▸ **TASK OBJECTIVE**: Report each line of the data that has "chevron" somewhere in it.

▸ **THE INPUT**:

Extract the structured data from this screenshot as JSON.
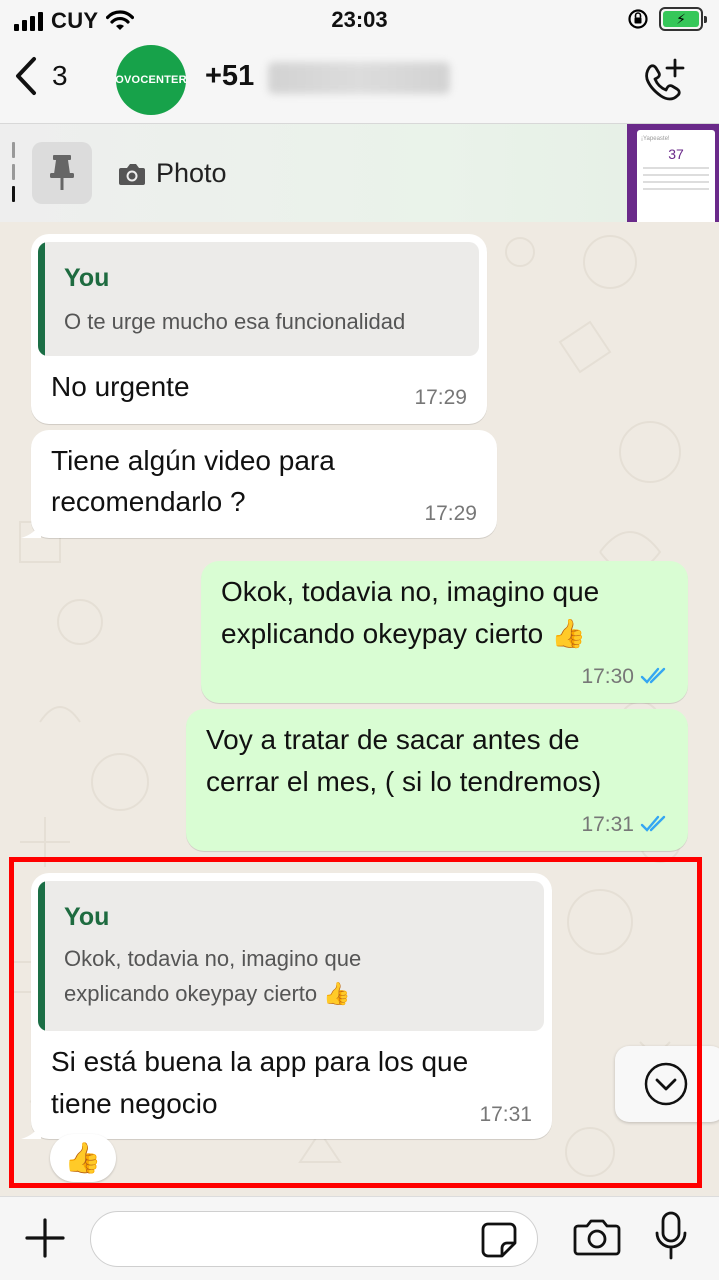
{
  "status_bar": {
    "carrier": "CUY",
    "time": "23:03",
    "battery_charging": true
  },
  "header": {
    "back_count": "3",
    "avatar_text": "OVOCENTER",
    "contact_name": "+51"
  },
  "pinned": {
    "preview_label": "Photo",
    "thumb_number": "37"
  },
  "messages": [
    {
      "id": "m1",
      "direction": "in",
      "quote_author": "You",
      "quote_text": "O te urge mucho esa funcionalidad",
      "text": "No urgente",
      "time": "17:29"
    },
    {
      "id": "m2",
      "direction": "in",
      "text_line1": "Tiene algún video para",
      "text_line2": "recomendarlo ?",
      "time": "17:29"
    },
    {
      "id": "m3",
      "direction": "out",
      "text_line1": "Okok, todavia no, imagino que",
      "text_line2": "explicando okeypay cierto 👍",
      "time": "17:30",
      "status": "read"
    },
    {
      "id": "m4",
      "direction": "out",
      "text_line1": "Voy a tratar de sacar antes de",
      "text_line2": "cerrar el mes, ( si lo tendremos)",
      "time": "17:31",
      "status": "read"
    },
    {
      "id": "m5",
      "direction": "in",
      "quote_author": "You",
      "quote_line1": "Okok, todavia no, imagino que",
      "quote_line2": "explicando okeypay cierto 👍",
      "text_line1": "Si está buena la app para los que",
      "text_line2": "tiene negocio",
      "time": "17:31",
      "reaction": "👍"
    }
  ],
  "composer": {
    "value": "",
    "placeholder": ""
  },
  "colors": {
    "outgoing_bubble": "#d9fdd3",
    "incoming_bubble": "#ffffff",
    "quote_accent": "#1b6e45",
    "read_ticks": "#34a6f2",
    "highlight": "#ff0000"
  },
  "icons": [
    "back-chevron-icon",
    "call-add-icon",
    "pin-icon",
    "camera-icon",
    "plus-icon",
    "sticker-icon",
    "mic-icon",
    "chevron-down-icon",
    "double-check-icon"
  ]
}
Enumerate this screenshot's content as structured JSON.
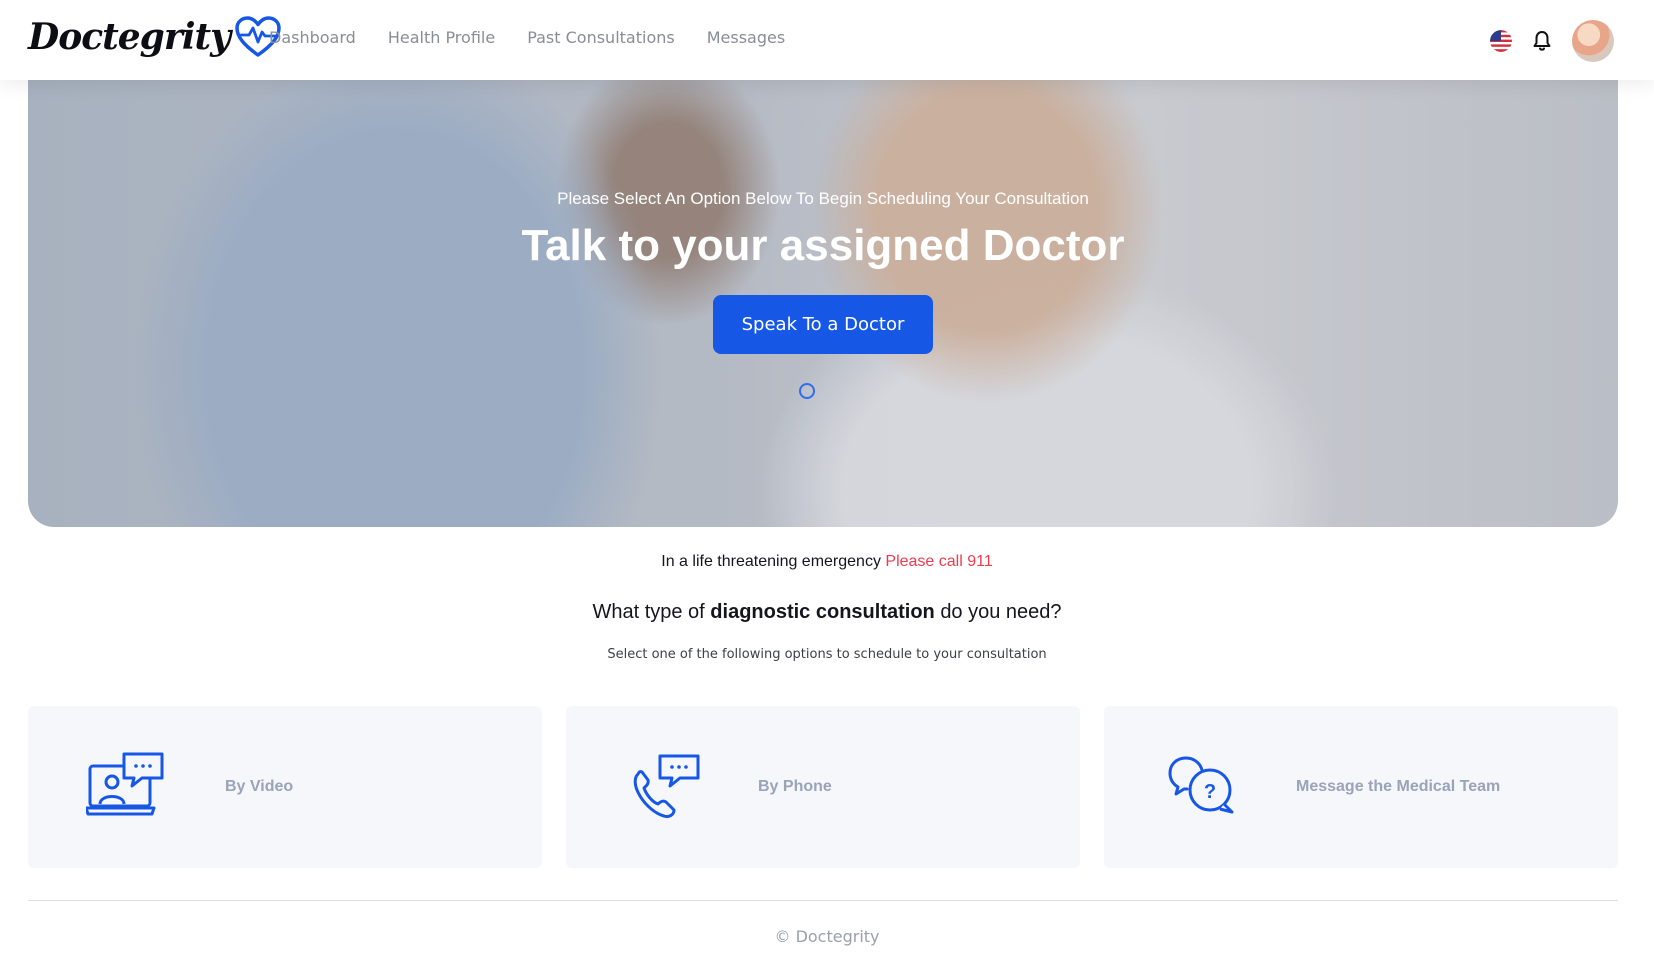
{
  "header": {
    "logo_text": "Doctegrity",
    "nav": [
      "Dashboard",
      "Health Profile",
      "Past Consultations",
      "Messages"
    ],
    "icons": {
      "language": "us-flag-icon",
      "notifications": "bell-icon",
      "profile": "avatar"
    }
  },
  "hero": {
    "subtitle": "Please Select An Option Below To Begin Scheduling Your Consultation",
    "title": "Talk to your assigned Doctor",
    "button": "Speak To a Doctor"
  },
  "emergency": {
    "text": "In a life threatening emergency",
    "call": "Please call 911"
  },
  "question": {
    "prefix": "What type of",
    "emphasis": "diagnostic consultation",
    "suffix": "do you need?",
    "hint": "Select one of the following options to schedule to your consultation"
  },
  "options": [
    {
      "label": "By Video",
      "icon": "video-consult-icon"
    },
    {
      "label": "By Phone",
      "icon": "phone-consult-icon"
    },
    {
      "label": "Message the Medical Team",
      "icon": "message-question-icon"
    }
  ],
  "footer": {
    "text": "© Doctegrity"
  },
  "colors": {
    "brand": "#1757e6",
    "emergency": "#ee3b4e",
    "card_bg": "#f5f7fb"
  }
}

▸ **THE COMPLETED TASK**:
    "back-chevron-icon",
    "chevron-down-icon",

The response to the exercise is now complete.